Of the lines in these entries, how many contain the string "this"? Give the number and nothing else.

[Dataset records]
§

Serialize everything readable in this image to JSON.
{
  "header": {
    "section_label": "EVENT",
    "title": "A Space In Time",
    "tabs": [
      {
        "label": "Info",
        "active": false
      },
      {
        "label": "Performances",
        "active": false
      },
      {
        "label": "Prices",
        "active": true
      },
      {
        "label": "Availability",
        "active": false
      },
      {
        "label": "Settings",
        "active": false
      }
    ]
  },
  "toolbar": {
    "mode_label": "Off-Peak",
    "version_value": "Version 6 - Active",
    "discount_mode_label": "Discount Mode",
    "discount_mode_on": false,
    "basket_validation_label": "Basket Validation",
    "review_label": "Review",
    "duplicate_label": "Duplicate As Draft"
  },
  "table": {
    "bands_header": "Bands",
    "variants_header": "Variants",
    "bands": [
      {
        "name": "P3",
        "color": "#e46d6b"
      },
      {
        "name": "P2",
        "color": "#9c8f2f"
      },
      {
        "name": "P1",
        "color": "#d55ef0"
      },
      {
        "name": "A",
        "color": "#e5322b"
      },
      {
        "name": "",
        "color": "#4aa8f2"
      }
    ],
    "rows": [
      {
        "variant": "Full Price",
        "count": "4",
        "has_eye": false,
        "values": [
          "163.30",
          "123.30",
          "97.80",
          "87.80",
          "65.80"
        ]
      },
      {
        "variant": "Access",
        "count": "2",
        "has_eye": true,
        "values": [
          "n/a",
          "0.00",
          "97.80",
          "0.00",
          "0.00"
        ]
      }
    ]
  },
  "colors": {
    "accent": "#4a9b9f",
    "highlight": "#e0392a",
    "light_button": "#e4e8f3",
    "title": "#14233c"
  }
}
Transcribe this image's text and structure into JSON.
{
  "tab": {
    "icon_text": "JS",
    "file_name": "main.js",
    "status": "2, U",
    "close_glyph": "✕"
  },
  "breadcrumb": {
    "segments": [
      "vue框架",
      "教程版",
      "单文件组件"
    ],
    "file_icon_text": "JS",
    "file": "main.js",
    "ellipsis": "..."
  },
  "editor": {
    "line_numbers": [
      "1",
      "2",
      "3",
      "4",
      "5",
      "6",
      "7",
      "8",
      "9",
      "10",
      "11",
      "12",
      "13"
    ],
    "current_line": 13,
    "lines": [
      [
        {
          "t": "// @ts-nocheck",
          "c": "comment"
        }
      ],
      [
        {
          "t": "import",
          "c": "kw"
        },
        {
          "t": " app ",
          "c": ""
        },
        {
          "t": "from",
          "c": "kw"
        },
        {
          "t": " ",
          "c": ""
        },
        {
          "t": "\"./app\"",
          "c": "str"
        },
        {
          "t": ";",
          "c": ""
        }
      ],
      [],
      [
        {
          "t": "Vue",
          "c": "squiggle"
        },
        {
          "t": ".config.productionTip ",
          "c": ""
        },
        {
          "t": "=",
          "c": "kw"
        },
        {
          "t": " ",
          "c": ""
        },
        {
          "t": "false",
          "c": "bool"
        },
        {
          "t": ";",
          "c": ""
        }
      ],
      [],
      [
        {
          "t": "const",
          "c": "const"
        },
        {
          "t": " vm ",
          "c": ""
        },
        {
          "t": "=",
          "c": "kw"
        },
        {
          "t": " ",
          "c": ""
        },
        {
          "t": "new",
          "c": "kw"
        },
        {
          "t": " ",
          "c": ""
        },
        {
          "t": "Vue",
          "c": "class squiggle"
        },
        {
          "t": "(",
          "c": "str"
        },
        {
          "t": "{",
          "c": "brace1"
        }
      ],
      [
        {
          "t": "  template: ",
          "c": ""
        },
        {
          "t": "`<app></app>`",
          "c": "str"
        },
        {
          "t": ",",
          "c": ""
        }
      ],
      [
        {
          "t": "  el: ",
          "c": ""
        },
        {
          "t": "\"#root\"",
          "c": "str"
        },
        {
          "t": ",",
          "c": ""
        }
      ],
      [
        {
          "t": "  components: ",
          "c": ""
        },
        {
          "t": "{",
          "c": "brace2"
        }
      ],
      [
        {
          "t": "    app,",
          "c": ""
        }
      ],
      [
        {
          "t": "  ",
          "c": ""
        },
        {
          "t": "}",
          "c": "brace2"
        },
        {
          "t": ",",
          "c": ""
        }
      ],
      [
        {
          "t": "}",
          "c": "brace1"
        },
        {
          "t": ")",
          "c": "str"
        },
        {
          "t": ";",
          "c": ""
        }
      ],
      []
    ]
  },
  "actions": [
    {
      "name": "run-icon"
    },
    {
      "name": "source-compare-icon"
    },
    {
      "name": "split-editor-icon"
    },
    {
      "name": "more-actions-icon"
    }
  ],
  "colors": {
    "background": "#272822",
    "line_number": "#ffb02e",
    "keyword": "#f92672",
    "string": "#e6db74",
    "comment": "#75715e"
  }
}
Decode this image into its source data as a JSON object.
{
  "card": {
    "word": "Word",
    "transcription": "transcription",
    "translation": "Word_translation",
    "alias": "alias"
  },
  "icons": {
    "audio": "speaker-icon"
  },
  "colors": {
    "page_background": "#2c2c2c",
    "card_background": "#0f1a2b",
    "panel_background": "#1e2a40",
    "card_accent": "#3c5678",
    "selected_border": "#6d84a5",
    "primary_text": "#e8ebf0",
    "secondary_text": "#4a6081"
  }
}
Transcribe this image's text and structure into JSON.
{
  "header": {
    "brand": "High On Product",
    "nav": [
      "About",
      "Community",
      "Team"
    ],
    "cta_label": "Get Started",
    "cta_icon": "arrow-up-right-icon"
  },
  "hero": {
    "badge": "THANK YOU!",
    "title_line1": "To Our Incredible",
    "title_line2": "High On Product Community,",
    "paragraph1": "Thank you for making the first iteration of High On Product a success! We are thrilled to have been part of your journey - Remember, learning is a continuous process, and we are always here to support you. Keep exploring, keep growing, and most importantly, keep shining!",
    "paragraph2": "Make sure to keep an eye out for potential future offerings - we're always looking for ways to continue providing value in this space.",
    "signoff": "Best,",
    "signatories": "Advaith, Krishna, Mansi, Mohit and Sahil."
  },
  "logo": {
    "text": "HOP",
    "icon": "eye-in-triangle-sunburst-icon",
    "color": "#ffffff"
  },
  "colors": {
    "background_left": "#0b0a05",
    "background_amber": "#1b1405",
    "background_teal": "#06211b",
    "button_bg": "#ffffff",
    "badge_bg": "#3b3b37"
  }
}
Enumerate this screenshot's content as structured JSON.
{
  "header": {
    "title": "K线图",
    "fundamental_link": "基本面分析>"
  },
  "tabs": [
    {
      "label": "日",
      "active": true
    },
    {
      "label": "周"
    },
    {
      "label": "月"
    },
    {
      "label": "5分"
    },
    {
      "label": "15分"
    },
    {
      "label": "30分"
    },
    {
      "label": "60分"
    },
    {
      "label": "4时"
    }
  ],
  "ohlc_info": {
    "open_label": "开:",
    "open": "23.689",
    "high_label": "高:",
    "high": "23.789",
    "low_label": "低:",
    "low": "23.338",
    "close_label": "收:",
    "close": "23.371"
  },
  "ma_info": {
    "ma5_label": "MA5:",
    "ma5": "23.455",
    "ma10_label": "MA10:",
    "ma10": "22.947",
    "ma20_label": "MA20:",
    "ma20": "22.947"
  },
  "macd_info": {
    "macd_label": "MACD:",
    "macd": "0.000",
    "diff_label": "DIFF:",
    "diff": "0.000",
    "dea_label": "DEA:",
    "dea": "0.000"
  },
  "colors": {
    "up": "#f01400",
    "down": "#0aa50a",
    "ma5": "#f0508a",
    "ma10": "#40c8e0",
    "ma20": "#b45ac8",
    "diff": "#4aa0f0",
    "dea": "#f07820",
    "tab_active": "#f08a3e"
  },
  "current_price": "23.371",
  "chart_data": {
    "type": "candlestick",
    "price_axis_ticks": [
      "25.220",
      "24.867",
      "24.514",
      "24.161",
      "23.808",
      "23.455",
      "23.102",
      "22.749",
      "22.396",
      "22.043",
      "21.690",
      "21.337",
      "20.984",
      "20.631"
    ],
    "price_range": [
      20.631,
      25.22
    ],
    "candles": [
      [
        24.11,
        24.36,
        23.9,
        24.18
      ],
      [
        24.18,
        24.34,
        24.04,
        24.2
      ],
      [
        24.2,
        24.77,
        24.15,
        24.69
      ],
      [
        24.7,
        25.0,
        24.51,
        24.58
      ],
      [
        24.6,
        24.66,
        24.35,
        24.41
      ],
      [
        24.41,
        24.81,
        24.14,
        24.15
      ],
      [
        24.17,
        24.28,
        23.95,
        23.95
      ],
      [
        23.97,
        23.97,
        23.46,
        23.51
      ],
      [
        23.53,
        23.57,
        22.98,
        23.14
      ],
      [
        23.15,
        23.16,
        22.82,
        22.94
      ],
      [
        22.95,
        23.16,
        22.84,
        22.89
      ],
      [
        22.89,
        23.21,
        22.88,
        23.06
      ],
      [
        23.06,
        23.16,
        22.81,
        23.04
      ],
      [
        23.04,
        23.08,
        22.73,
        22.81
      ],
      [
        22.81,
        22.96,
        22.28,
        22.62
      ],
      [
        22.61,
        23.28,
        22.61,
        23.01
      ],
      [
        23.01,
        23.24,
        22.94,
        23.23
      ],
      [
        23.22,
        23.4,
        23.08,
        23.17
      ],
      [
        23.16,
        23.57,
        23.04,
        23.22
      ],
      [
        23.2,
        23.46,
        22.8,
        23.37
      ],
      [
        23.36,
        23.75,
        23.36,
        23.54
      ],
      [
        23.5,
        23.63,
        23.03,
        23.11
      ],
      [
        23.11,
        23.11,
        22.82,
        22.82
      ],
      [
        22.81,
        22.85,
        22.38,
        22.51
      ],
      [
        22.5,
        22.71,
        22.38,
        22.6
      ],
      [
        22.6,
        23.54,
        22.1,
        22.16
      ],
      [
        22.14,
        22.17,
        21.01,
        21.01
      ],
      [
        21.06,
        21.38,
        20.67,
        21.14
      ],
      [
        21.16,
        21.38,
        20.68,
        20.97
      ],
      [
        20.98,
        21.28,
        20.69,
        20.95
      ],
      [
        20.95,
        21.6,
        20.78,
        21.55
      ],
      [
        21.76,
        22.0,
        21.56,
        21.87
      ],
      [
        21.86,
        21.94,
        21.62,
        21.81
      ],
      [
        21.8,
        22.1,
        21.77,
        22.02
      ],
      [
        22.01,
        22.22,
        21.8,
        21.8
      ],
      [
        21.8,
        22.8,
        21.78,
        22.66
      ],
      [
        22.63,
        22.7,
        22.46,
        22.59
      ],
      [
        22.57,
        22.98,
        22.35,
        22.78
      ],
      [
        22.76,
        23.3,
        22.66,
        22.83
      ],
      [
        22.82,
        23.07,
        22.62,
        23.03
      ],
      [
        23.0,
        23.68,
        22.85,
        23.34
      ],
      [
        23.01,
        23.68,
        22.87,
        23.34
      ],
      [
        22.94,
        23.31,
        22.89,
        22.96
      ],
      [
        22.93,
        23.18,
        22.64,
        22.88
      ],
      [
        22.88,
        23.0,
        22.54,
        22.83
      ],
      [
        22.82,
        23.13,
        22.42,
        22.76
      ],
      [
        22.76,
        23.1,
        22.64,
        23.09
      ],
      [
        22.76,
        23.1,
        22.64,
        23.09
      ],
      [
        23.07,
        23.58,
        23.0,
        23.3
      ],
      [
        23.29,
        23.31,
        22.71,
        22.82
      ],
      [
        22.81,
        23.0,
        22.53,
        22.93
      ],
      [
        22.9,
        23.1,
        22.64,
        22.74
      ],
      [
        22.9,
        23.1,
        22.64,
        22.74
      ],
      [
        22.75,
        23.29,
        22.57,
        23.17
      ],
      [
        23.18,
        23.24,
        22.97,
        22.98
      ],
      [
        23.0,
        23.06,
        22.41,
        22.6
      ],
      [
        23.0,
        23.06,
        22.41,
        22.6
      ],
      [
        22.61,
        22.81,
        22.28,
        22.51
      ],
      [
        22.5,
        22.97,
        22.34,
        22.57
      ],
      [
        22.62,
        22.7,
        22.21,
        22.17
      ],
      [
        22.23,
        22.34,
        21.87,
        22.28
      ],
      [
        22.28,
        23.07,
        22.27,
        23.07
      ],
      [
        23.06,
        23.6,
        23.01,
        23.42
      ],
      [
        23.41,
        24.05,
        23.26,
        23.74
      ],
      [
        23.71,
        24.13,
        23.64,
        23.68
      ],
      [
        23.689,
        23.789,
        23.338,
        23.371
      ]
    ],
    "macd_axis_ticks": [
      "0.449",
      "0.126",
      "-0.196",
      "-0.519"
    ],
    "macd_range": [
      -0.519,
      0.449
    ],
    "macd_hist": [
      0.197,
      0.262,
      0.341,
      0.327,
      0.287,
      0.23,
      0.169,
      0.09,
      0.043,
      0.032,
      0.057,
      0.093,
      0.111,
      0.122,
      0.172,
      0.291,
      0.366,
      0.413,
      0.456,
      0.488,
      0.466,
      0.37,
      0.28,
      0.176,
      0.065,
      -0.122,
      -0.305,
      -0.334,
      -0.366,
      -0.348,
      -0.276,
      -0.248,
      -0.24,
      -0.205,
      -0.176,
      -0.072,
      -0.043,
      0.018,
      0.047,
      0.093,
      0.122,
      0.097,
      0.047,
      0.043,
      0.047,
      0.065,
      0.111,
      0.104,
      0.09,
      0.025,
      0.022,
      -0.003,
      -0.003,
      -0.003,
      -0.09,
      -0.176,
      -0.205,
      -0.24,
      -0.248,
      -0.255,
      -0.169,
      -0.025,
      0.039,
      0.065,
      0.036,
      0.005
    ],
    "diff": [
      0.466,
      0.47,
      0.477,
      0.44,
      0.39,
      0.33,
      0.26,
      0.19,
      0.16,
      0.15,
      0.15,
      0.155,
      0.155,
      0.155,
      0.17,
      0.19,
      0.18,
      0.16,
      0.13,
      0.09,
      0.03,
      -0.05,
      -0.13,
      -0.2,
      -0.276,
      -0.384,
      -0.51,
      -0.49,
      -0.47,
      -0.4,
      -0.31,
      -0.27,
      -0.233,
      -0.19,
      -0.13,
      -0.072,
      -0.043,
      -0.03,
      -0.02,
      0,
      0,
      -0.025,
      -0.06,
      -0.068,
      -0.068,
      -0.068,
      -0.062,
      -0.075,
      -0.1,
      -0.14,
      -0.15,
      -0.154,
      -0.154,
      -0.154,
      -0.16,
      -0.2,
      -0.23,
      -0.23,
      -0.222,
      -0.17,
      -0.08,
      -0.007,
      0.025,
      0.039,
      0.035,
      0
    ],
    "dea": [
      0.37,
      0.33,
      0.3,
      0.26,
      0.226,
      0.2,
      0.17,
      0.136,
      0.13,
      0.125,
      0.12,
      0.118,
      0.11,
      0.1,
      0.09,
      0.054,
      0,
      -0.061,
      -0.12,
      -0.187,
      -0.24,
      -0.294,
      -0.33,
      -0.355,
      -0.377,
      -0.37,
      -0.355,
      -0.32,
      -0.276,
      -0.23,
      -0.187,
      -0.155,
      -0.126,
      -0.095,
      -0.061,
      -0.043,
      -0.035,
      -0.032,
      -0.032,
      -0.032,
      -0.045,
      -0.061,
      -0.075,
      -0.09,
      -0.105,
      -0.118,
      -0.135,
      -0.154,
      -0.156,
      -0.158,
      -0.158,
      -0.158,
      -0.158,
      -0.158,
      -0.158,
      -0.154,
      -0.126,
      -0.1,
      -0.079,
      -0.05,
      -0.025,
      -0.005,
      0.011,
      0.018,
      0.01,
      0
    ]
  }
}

§

» TASK RESPONSE
6